>> start

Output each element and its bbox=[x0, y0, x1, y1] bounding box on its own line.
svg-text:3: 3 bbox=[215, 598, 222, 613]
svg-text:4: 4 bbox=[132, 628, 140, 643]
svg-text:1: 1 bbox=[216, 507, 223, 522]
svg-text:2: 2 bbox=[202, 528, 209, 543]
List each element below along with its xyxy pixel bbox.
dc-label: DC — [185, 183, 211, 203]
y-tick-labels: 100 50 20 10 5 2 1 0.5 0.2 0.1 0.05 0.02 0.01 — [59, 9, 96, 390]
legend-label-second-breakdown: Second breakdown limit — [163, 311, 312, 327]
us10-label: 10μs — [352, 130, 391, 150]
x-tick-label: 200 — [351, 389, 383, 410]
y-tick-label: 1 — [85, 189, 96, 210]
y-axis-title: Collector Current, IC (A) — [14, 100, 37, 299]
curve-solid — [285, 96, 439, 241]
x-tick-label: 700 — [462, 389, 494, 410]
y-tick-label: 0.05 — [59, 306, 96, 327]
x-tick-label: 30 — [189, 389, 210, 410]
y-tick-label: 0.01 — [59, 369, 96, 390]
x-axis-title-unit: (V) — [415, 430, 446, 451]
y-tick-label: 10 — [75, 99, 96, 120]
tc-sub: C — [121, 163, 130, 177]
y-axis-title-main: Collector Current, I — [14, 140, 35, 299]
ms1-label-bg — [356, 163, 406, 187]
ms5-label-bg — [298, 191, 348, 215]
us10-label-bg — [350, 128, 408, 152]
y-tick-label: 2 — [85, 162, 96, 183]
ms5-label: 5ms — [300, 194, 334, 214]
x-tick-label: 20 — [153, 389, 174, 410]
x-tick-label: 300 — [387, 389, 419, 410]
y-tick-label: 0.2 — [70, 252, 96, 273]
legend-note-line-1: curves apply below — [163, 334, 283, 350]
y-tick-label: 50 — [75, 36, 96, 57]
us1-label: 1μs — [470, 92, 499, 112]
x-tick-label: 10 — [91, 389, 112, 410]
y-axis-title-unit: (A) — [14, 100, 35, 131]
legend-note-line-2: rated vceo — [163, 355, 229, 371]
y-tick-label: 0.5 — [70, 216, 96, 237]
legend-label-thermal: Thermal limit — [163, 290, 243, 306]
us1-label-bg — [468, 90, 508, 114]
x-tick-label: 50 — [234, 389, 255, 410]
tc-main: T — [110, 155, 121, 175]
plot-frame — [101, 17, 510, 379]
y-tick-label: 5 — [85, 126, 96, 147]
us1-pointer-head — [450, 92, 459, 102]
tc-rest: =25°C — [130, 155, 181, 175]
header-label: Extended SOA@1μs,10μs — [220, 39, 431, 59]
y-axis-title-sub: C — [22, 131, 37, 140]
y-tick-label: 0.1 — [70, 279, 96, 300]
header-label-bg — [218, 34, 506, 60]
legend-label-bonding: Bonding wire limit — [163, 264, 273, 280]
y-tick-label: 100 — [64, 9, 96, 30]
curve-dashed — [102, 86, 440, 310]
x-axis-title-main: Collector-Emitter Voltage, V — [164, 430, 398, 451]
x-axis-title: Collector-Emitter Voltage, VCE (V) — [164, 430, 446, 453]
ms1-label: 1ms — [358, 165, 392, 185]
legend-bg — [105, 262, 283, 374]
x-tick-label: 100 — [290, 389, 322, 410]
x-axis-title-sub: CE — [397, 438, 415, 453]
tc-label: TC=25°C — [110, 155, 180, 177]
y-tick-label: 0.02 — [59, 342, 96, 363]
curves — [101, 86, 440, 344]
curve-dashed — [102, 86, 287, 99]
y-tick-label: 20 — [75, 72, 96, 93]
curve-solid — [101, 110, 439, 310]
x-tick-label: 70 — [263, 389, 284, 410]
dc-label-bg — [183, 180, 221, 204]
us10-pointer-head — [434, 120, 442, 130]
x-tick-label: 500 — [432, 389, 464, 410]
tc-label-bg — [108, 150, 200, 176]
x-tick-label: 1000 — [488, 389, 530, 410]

>> end

• _Exercise prompt_
Rewrite the lines above, putting "Wire bond limit" in place of "Bonding wire limit" and keeping everything else as it is.

• _Task output_
Output each element and its bbox=[x0, y0, x1, y1] bounding box on its own line.
svg-text:3: 3 bbox=[215, 598, 222, 613]
svg-text:4: 4 bbox=[132, 628, 140, 643]
svg-text:1: 1 bbox=[216, 507, 223, 522]
svg-text:2: 2 bbox=[202, 528, 209, 543]
List each element below along with its xyxy pixel bbox.
dc-label: DC — [185, 183, 211, 203]
y-tick-labels: 100 50 20 10 5 2 1 0.5 0.2 0.1 0.05 0.02 0.01 — [59, 9, 96, 390]
legend-label-second-breakdown: Second breakdown limit — [163, 311, 312, 327]
us10-label: 10μs — [352, 130, 391, 150]
x-tick-label: 200 — [351, 389, 383, 410]
y-tick-label: 1 — [85, 189, 96, 210]
y-axis-title: Collector Current, IC (A) — [14, 100, 37, 299]
curve-solid — [285, 96, 439, 241]
x-tick-label: 700 — [462, 389, 494, 410]
y-tick-label: 0.05 — [59, 306, 96, 327]
x-tick-label: 30 — [189, 389, 210, 410]
y-tick-label: 0.01 — [59, 369, 96, 390]
x-axis-title-unit: (V) — [415, 430, 446, 451]
y-tick-label: 10 — [75, 99, 96, 120]
tc-sub: C — [121, 163, 130, 177]
y-axis-title-main: Collector Current, I — [14, 140, 35, 299]
ms1-label-bg — [356, 163, 406, 187]
ms5-label-bg — [298, 191, 348, 215]
us10-label-bg — [350, 128, 408, 152]
y-tick-label: 2 — [85, 162, 96, 183]
ms5-label: 5ms — [300, 194, 334, 214]
x-tick-label: 20 — [153, 389, 174, 410]
x-tick-label: 300 — [387, 389, 419, 410]
y-tick-label: 0.2 — [70, 252, 96, 273]
legend-note-line-1: curves apply below — [163, 334, 283, 350]
y-tick-label: 50 — [75, 36, 96, 57]
us1-label: 1μs — [470, 92, 499, 112]
x-tick-label: 10 — [91, 389, 112, 410]
y-axis-title-unit: (A) — [14, 100, 35, 131]
legend-note-line-2: rated vceo — [163, 355, 229, 371]
y-tick-label: 0.5 — [70, 216, 96, 237]
legend-label-thermal: Thermal limit — [163, 290, 243, 306]
us1-label-bg — [468, 90, 508, 114]
x-tick-label: 50 — [234, 389, 255, 410]
tc-main: T — [110, 155, 121, 175]
plot-frame — [101, 17, 510, 379]
y-tick-label: 5 — [85, 126, 96, 147]
us1-pointer-head — [450, 92, 459, 102]
tc-rest: =25°C — [130, 155, 181, 175]
header-label: Extended SOA@1μs,10μs — [220, 39, 431, 59]
y-axis-title-sub: C — [22, 131, 37, 140]
y-tick-label: 0.1 — [70, 279, 96, 300]
header-label-bg — [218, 34, 506, 60]
legend-label-bonding: Wire bond limit — [163, 264, 273, 280]
y-tick-label: 100 — [64, 9, 96, 30]
curve-dashed — [102, 86, 440, 310]
x-axis-title-main: Collector-Emitter Voltage, V — [164, 430, 398, 451]
x-axis-title: Collector-Emitter Voltage, VCE (V) — [164, 430, 446, 453]
ms1-label: 1ms — [358, 165, 392, 185]
legend-bg — [105, 262, 283, 374]
x-tick-label: 100 — [290, 389, 322, 410]
x-axis-title-sub: CE — [397, 438, 415, 453]
tc-label: TC=25°C — [110, 155, 180, 177]
y-tick-label: 0.02 — [59, 342, 96, 363]
curves — [101, 86, 440, 344]
curve-dashed — [102, 86, 287, 99]
y-tick-label: 20 — [75, 72, 96, 93]
curve-solid — [101, 110, 439, 310]
x-tick-label: 70 — [263, 389, 284, 410]
dc-label-bg — [183, 180, 221, 204]
us10-pointer-head — [434, 120, 442, 130]
x-tick-label: 500 — [432, 389, 464, 410]
tc-label-bg — [108, 150, 200, 176]
x-tick-label: 1000 — [488, 389, 530, 410]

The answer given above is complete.